-- begin Data --

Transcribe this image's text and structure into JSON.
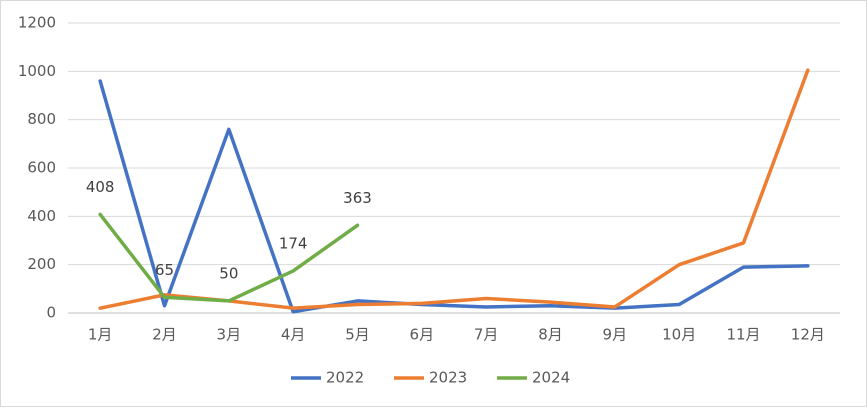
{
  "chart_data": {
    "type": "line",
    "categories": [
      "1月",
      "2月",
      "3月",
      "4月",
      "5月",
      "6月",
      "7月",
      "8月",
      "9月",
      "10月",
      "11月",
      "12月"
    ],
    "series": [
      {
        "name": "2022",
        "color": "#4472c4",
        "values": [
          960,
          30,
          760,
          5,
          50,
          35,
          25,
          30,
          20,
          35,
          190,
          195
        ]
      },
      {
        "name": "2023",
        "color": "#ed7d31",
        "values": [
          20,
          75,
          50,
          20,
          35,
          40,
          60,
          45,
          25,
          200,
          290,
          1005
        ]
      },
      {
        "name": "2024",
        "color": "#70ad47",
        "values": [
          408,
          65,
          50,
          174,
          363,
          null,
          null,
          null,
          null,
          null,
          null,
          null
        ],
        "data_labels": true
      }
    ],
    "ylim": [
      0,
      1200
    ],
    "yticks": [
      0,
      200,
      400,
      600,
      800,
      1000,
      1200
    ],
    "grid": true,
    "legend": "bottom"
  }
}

-- end Data --

◆ **Brief**
Keep the pictures out of your copy, and repeat every entry above exactly.

◆ **Complete output**
Transcribe this image's text and structure into JSON.
{
  "chart_data": {
    "type": "line",
    "categories": [
      "1月",
      "2月",
      "3月",
      "4月",
      "5月",
      "6月",
      "7月",
      "8月",
      "9月",
      "10月",
      "11月",
      "12月"
    ],
    "series": [
      {
        "name": "2022",
        "color": "#4472c4",
        "values": [
          960,
          30,
          760,
          5,
          50,
          35,
          25,
          30,
          20,
          35,
          190,
          195
        ]
      },
      {
        "name": "2023",
        "color": "#ed7d31",
        "values": [
          20,
          75,
          50,
          20,
          35,
          40,
          60,
          45,
          25,
          200,
          290,
          1005
        ]
      },
      {
        "name": "2024",
        "color": "#70ad47",
        "values": [
          408,
          65,
          50,
          174,
          363,
          null,
          null,
          null,
          null,
          null,
          null,
          null
        ],
        "data_labels": true
      }
    ],
    "ylim": [
      0,
      1200
    ],
    "yticks": [
      0,
      200,
      400,
      600,
      800,
      1000,
      1200
    ],
    "grid": true,
    "legend": "bottom"
  }
}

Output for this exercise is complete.